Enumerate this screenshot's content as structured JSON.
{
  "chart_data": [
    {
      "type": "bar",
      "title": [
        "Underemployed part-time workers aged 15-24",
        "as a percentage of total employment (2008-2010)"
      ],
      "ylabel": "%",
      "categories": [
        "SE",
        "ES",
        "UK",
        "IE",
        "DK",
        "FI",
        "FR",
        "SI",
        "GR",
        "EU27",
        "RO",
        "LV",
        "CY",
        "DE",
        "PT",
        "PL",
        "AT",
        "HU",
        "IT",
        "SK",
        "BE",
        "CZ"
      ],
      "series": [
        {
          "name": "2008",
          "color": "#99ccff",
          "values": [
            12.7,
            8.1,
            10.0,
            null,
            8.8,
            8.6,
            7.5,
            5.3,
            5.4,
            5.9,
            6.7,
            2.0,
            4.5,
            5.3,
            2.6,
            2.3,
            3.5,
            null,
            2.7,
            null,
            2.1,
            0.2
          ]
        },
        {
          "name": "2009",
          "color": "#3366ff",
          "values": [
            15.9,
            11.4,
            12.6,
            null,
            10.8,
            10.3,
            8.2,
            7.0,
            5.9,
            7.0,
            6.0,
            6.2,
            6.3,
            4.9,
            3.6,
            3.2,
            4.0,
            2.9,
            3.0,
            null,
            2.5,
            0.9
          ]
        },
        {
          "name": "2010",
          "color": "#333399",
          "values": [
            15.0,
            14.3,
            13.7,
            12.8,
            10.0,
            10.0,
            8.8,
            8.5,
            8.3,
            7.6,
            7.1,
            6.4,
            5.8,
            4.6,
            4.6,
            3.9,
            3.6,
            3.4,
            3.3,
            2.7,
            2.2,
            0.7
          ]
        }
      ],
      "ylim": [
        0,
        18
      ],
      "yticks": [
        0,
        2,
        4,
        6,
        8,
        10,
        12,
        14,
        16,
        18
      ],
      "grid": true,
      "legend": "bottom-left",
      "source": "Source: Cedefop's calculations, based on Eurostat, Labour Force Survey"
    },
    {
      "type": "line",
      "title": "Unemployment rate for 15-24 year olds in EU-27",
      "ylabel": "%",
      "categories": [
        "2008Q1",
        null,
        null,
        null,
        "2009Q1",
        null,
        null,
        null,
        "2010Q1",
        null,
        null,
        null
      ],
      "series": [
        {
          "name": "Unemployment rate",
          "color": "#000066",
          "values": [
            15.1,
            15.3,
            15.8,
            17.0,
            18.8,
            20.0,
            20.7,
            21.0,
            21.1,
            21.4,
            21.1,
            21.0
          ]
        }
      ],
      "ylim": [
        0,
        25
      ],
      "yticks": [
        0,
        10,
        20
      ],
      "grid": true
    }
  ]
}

• [Goal] Would you restate each of the entries word for word?

• [Task solution]
Enumerate this screenshot's content as structured JSON.
{
  "chart_data": [
    {
      "type": "bar",
      "title": [
        "Underemployed part-time workers aged 15-24",
        "as a percentage of total employment (2008-2010)"
      ],
      "ylabel": "%",
      "categories": [
        "SE",
        "ES",
        "UK",
        "IE",
        "DK",
        "FI",
        "FR",
        "SI",
        "GR",
        "EU27",
        "RO",
        "LV",
        "CY",
        "DE",
        "PT",
        "PL",
        "AT",
        "HU",
        "IT",
        "SK",
        "BE",
        "CZ"
      ],
      "series": [
        {
          "name": "2008",
          "color": "#99ccff",
          "values": [
            12.7,
            8.1,
            10.0,
            null,
            8.8,
            8.6,
            7.5,
            5.3,
            5.4,
            5.9,
            6.7,
            2.0,
            4.5,
            5.3,
            2.6,
            2.3,
            3.5,
            null,
            2.7,
            null,
            2.1,
            0.2
          ]
        },
        {
          "name": "2009",
          "color": "#3366ff",
          "values": [
            15.9,
            11.4,
            12.6,
            null,
            10.8,
            10.3,
            8.2,
            7.0,
            5.9,
            7.0,
            6.0,
            6.2,
            6.3,
            4.9,
            3.6,
            3.2,
            4.0,
            2.9,
            3.0,
            null,
            2.5,
            0.9
          ]
        },
        {
          "name": "2010",
          "color": "#333399",
          "values": [
            15.0,
            14.3,
            13.7,
            12.8,
            10.0,
            10.0,
            8.8,
            8.5,
            8.3,
            7.6,
            7.1,
            6.4,
            5.8,
            4.6,
            4.6,
            3.9,
            3.6,
            3.4,
            3.3,
            2.7,
            2.2,
            0.7
          ]
        }
      ],
      "ylim": [
        0,
        18
      ],
      "yticks": [
        0,
        2,
        4,
        6,
        8,
        10,
        12,
        14,
        16,
        18
      ],
      "grid": true,
      "legend": "bottom-left",
      "source": "Source: Cedefop's calculations, based on Eurostat, Labour Force Survey"
    },
    {
      "type": "line",
      "title": "Unemployment rate for 15-24 year olds in EU-27",
      "ylabel": "%",
      "categories": [
        "2008Q1",
        null,
        null,
        null,
        "2009Q1",
        null,
        null,
        null,
        "2010Q1",
        null,
        null,
        null
      ],
      "series": [
        {
          "name": "Unemployment rate",
          "color": "#000066",
          "values": [
            15.1,
            15.3,
            15.8,
            17.0,
            18.8,
            20.0,
            20.7,
            21.0,
            21.1,
            21.4,
            21.1,
            21.0
          ]
        }
      ],
      "ylim": [
        0,
        25
      ],
      "yticks": [
        0,
        10,
        20
      ],
      "grid": true
    }
  ]
}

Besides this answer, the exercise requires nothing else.